(Items from a figure collection)
========================================
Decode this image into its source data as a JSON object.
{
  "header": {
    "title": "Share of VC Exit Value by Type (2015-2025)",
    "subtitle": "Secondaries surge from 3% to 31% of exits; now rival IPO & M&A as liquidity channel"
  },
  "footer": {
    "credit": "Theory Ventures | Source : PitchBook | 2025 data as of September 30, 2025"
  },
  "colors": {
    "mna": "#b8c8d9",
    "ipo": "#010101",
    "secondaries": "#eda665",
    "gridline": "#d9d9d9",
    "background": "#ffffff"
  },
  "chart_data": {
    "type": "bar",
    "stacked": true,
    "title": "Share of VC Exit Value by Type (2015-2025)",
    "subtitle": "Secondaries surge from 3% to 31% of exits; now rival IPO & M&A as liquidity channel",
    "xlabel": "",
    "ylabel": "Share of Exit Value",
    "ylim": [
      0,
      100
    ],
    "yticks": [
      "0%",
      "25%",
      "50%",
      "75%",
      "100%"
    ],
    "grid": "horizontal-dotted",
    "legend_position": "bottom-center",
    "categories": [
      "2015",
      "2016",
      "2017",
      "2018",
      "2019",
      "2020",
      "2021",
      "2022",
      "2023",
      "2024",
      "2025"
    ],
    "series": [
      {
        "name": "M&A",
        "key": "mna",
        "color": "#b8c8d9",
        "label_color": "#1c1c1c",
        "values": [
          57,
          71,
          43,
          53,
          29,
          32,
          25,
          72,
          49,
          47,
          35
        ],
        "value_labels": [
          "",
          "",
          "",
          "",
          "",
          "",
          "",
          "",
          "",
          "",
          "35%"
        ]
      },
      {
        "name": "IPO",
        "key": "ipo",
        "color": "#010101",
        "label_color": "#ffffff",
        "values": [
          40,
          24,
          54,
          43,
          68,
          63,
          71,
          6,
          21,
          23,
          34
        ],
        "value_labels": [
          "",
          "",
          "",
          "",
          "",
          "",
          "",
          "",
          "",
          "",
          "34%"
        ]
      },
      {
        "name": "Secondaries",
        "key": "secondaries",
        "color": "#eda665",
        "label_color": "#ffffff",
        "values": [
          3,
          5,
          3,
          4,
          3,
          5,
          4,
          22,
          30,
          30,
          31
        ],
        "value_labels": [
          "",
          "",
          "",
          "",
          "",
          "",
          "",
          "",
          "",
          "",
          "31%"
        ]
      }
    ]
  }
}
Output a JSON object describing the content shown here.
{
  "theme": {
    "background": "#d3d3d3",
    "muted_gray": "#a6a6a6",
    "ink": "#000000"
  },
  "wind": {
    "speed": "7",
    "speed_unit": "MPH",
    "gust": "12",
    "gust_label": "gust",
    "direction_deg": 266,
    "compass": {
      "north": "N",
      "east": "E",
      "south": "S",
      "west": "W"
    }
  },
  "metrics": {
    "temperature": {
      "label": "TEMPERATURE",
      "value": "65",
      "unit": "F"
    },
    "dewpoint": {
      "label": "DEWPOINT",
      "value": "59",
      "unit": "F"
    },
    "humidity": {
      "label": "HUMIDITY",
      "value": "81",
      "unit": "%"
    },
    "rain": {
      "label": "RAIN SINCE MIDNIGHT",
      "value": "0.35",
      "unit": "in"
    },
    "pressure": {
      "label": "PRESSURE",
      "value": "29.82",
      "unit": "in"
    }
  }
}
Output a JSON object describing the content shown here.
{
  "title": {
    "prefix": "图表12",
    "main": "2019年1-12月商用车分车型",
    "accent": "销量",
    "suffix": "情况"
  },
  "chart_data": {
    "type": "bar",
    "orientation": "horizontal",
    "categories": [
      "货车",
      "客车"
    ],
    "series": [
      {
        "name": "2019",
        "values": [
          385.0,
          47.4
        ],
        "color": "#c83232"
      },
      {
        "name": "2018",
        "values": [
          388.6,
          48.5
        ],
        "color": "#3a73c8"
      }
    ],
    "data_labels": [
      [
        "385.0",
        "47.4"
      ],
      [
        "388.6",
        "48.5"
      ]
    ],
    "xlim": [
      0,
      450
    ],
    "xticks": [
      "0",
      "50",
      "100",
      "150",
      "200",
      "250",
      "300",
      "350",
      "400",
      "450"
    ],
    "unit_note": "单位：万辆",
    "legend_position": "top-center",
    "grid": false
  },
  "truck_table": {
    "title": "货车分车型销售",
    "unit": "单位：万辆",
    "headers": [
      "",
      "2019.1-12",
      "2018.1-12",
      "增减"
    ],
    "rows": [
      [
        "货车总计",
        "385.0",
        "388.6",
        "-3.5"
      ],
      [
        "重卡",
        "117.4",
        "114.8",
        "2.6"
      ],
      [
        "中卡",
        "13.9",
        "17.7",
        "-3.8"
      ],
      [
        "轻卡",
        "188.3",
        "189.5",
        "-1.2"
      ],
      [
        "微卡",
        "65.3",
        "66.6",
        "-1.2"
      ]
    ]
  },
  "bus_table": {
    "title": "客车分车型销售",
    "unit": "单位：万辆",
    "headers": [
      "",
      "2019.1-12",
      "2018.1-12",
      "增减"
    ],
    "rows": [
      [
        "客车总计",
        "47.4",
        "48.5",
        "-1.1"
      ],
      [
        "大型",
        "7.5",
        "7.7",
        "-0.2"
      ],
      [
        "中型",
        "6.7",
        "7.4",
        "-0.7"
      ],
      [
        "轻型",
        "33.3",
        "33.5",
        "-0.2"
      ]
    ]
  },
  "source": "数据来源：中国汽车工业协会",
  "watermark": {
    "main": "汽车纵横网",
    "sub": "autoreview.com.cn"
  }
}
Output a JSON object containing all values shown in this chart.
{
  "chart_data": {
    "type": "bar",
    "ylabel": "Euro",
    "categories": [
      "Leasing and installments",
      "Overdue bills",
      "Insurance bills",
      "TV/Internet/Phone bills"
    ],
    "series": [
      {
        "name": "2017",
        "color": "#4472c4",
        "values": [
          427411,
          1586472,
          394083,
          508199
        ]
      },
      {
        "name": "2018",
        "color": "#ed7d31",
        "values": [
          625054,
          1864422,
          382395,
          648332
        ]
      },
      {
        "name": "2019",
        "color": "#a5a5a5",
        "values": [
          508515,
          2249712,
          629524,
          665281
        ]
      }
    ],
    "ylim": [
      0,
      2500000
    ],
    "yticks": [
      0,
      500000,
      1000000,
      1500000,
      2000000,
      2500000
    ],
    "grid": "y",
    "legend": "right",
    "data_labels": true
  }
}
========================================
Instruction
Repeat the material above in full, exactly as it stands.

Final result
Decode this image into its source data as a JSON object.
{
  "header": {
    "title": "Share of VC Exit Value by Type (2015-2025)",
    "subtitle": "Secondaries surge from 3% to 31% of exits; now rival IPO & M&A as liquidity channel"
  },
  "footer": {
    "credit": "Theory Ventures | Source : PitchBook | 2025 data as of September 30, 2025"
  },
  "colors": {
    "mna": "#b8c8d9",
    "ipo": "#010101",
    "secondaries": "#eda665",
    "gridline": "#d9d9d9",
    "background": "#ffffff"
  },
  "chart_data": {
    "type": "bar",
    "stacked": true,
    "title": "Share of VC Exit Value by Type (2015-2025)",
    "subtitle": "Secondaries surge from 3% to 31% of exits; now rival IPO & M&A as liquidity channel",
    "xlabel": "",
    "ylabel": "Share of Exit Value",
    "ylim": [
      0,
      100
    ],
    "yticks": [
      "0%",
      "25%",
      "50%",
      "75%",
      "100%"
    ],
    "grid": "horizontal-dotted",
    "legend_position": "bottom-center",
    "categories": [
      "2015",
      "2016",
      "2017",
      "2018",
      "2019",
      "2020",
      "2021",
      "2022",
      "2023",
      "2024",
      "2025"
    ],
    "series": [
      {
        "name": "M&A",
        "key": "mna",
        "color": "#b8c8d9",
        "label_color": "#1c1c1c",
        "values": [
          57,
          71,
          43,
          53,
          29,
          32,
          25,
          72,
          49,
          47,
          35
        ],
        "value_labels": [
          "",
          "",
          "",
          "",
          "",
          "",
          "",
          "",
          "",
          "",
          "35%"
        ]
      },
      {
        "name": "IPO",
        "key": "ipo",
        "color": "#010101",
        "label_color": "#ffffff",
        "values": [
          40,
          24,
          54,
          43,
          68,
          63,
          71,
          6,
          21,
          23,
          34
        ],
        "value_labels": [
          "",
          "",
          "",
          "",
          "",
          "",
          "",
          "",
          "",
          "",
          "34%"
        ]
      },
      {
        "name": "Secondaries",
        "key": "secondaries",
        "color": "#eda665",
        "label_color": "#ffffff",
        "values": [
          3,
          5,
          3,
          4,
          3,
          5,
          4,
          22,
          30,
          30,
          31
        ],
        "value_labels": [
          "",
          "",
          "",
          "",
          "",
          "",
          "",
          "",
          "",
          "",
          "31%"
        ]
      }
    ]
  }
}
Output a JSON object describing the content shown here.
{
  "theme": {
    "background": "#d3d3d3",
    "muted_gray": "#a6a6a6",
    "ink": "#000000"
  },
  "wind": {
    "speed": "7",
    "speed_unit": "MPH",
    "gust": "12",
    "gust_label": "gust",
    "direction_deg": 266,
    "compass": {
      "north": "N",
      "east": "E",
      "south": "S",
      "west": "W"
    }
  },
  "metrics": {
    "temperature": {
      "label": "TEMPERATURE",
      "value": "65",
      "unit": "F"
    },
    "dewpoint": {
      "label": "DEWPOINT",
      "value": "59",
      "unit": "F"
    },
    "humidity": {
      "label": "HUMIDITY",
      "value": "81",
      "unit": "%"
    },
    "rain": {
      "label": "RAIN SINCE MIDNIGHT",
      "value": "0.35",
      "unit": "in"
    },
    "pressure": {
      "label": "PRESSURE",
      "value": "29.82",
      "unit": "in"
    }
  }
}
Output a JSON object describing the content shown here.
{
  "title": {
    "prefix": "图表12",
    "main": "2019年1-12月商用车分车型",
    "accent": "销量",
    "suffix": "情况"
  },
  "chart_data": {
    "type": "bar",
    "orientation": "horizontal",
    "categories": [
      "货车",
      "客车"
    ],
    "series": [
      {
        "name": "2019",
        "values": [
          385.0,
          47.4
        ],
        "color": "#c83232"
      },
      {
        "name": "2018",
        "values": [
          388.6,
          48.5
        ],
        "color": "#3a73c8"
      }
    ],
    "data_labels": [
      [
        "385.0",
        "47.4"
      ],
      [
        "388.6",
        "48.5"
      ]
    ],
    "xlim": [
      0,
      450
    ],
    "xticks": [
      "0",
      "50",
      "100",
      "150",
      "200",
      "250",
      "300",
      "350",
      "400",
      "450"
    ],
    "unit_note": "单位：万辆",
    "legend_position": "top-center",
    "grid": false
  },
  "truck_table": {
    "title": "货车分车型销售",
    "unit": "单位：万辆",
    "headers": [
      "",
      "2019.1-12",
      "2018.1-12",
      "增减"
    ],
    "rows": [
      [
        "货车总计",
        "385.0",
        "388.6",
        "-3.5"
      ],
      [
        "重卡",
        "117.4",
        "114.8",
        "2.6"
      ],
      [
        "中卡",
        "13.9",
        "17.7",
        "-3.8"
      ],
      [
        "轻卡",
        "188.3",
        "189.5",
        "-1.2"
      ],
      [
        "微卡",
        "65.3",
        "66.6",
        "-1.2"
      ]
    ]
  },
  "bus_table": {
    "title": "客车分车型销售",
    "unit": "单位：万辆",
    "headers": [
      "",
      "2019.1-12",
      "2018.1-12",
      "增减"
    ],
    "rows": [
      [
        "客车总计",
        "47.4",
        "48.5",
        "-1.1"
      ],
      [
        "大型",
        "7.5",
        "7.7",
        "-0.2"
      ],
      [
        "中型",
        "6.7",
        "7.4",
        "-0.7"
      ],
      [
        "轻型",
        "33.3",
        "33.5",
        "-0.2"
      ]
    ]
  },
  "source": "数据来源：中国汽车工业协会",
  "watermark": {
    "main": "汽车纵横网",
    "sub": "autoreview.com.cn"
  }
}
Output a JSON object containing all values shown in this chart.
{
  "chart_data": {
    "type": "bar",
    "ylabel": "Euro",
    "categories": [
      "Leasing and installments",
      "Overdue bills",
      "Insurance bills",
      "TV/Internet/Phone bills"
    ],
    "series": [
      {
        "name": "2017",
        "color": "#4472c4",
        "values": [
          427411,
          1586472,
          394083,
          508199
        ]
      },
      {
        "name": "2018",
        "color": "#ed7d31",
        "values": [
          625054,
          1864422,
          382395,
          648332
        ]
      },
      {
        "name": "2019",
        "color": "#a5a5a5",
        "values": [
          508515,
          2249712,
          629524,
          665281
        ]
      }
    ],
    "ylim": [
      0,
      2500000
    ],
    "yticks": [
      0,
      500000,
      1000000,
      1500000,
      2000000,
      2500000
    ],
    "grid": "y",
    "legend": "right",
    "data_labels": true
  }
}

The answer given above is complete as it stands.